(Dataset records)
╭──

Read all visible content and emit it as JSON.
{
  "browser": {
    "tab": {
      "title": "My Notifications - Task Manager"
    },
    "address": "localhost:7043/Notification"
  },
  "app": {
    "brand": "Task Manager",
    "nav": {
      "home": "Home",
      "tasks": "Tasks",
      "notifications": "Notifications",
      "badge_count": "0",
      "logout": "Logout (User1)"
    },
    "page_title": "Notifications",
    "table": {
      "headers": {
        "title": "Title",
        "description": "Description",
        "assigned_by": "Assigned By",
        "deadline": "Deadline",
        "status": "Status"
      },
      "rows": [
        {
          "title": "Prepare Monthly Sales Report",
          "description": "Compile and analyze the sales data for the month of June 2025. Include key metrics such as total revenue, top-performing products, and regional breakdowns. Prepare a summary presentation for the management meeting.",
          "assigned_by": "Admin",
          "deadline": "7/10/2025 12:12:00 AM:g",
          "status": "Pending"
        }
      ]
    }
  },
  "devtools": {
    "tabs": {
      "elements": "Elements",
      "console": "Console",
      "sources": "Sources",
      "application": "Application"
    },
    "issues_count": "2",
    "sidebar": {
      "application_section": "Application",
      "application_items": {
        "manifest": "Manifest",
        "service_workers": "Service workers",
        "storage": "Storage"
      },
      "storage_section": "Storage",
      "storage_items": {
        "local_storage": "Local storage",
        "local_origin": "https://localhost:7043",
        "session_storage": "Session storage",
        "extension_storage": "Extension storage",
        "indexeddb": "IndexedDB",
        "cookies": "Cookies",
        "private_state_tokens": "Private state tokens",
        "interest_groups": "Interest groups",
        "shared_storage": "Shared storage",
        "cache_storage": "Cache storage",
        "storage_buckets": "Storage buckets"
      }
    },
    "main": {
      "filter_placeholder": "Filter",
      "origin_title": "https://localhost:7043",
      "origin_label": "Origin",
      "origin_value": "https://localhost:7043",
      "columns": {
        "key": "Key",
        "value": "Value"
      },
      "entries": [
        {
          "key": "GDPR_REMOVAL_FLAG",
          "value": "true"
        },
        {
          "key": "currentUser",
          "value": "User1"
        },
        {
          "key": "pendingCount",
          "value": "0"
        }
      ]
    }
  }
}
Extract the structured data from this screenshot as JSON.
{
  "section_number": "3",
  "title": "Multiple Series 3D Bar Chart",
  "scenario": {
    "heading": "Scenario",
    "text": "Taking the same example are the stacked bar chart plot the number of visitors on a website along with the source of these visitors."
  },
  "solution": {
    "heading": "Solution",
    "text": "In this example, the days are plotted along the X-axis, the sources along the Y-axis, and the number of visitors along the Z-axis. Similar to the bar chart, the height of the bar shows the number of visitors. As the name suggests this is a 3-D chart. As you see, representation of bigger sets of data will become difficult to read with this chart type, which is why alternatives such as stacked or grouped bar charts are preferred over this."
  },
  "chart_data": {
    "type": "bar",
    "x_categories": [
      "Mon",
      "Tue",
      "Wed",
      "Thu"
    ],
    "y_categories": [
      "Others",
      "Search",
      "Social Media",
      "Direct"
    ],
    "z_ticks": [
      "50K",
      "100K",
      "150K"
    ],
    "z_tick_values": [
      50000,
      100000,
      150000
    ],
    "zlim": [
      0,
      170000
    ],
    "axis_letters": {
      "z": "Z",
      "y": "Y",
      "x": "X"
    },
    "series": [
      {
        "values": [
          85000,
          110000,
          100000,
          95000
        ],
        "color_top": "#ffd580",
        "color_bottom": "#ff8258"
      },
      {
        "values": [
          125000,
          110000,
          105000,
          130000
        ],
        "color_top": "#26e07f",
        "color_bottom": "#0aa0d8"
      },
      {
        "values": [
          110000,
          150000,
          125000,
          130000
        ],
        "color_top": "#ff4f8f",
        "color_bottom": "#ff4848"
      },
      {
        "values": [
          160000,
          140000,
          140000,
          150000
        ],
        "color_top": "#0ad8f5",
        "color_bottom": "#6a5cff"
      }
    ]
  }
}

╰──

**BRIEF**
Write down every line of the data exactly as it appears above.

**WRITTEN ANSWER**
Read all visible content and emit it as JSON.
{
  "browser": {
    "tab": {
      "title": "My Notifications - Task Manager"
    },
    "address": "localhost:7043/Notification"
  },
  "app": {
    "brand": "Task Manager",
    "nav": {
      "home": "Home",
      "tasks": "Tasks",
      "notifications": "Notifications",
      "badge_count": "0",
      "logout": "Logout (User1)"
    },
    "page_title": "Notifications",
    "table": {
      "headers": {
        "title": "Title",
        "description": "Description",
        "assigned_by": "Assigned By",
        "deadline": "Deadline",
        "status": "Status"
      },
      "rows": [
        {
          "title": "Prepare Monthly Sales Report",
          "description": "Compile and analyze the sales data for the month of June 2025. Include key metrics such as total revenue, top-performing products, and regional breakdowns. Prepare a summary presentation for the management meeting.",
          "assigned_by": "Admin",
          "deadline": "7/10/2025 12:12:00 AM:g",
          "status": "Pending"
        }
      ]
    }
  },
  "devtools": {
    "tabs": {
      "elements": "Elements",
      "console": "Console",
      "sources": "Sources",
      "application": "Application"
    },
    "issues_count": "2",
    "sidebar": {
      "application_section": "Application",
      "application_items": {
        "manifest": "Manifest",
        "service_workers": "Service workers",
        "storage": "Storage"
      },
      "storage_section": "Storage",
      "storage_items": {
        "local_storage": "Local storage",
        "local_origin": "https://localhost:7043",
        "session_storage": "Session storage",
        "extension_storage": "Extension storage",
        "indexeddb": "IndexedDB",
        "cookies": "Cookies",
        "private_state_tokens": "Private state tokens",
        "interest_groups": "Interest groups",
        "shared_storage": "Shared storage",
        "cache_storage": "Cache storage",
        "storage_buckets": "Storage buckets"
      }
    },
    "main": {
      "filter_placeholder": "Filter",
      "origin_title": "https://localhost:7043",
      "origin_label": "Origin",
      "origin_value": "https://localhost:7043",
      "columns": {
        "key": "Key",
        "value": "Value"
      },
      "entries": [
        {
          "key": "GDPR_REMOVAL_FLAG",
          "value": "true"
        },
        {
          "key": "currentUser",
          "value": "User1"
        },
        {
          "key": "pendingCount",
          "value": "0"
        }
      ]
    }
  }
}
Extract the structured data from this screenshot as JSON.
{
  "section_number": "3",
  "title": "Multiple Series 3D Bar Chart",
  "scenario": {
    "heading": "Scenario",
    "text": "Taking the same example are the stacked bar chart plot the number of visitors on a website along with the source of these visitors."
  },
  "solution": {
    "heading": "Solution",
    "text": "In this example, the days are plotted along the X-axis, the sources along the Y-axis, and the number of visitors along the Z-axis. Similar to the bar chart, the height of the bar shows the number of visitors. As the name suggests this is a 3-D chart. As you see, representation of bigger sets of data will become difficult to read with this chart type, which is why alternatives such as stacked or grouped bar charts are preferred over this."
  },
  "chart_data": {
    "type": "bar",
    "x_categories": [
      "Mon",
      "Tue",
      "Wed",
      "Thu"
    ],
    "y_categories": [
      "Others",
      "Search",
      "Social Media",
      "Direct"
    ],
    "z_ticks": [
      "50K",
      "100K",
      "150K"
    ],
    "z_tick_values": [
      50000,
      100000,
      150000
    ],
    "zlim": [
      0,
      170000
    ],
    "axis_letters": {
      "z": "Z",
      "y": "Y",
      "x": "X"
    },
    "series": [
      {
        "values": [
          85000,
          110000,
          100000,
          95000
        ],
        "color_top": "#ffd580",
        "color_bottom": "#ff8258"
      },
      {
        "values": [
          125000,
          110000,
          105000,
          130000
        ],
        "color_top": "#26e07f",
        "color_bottom": "#0aa0d8"
      },
      {
        "values": [
          110000,
          150000,
          125000,
          130000
        ],
        "color_top": "#ff4f8f",
        "color_bottom": "#ff4848"
      },
      {
        "values": [
          160000,
          140000,
          140000,
          150000
        ],
        "color_top": "#0ad8f5",
        "color_bottom": "#6a5cff"
      }
    ]
  }
}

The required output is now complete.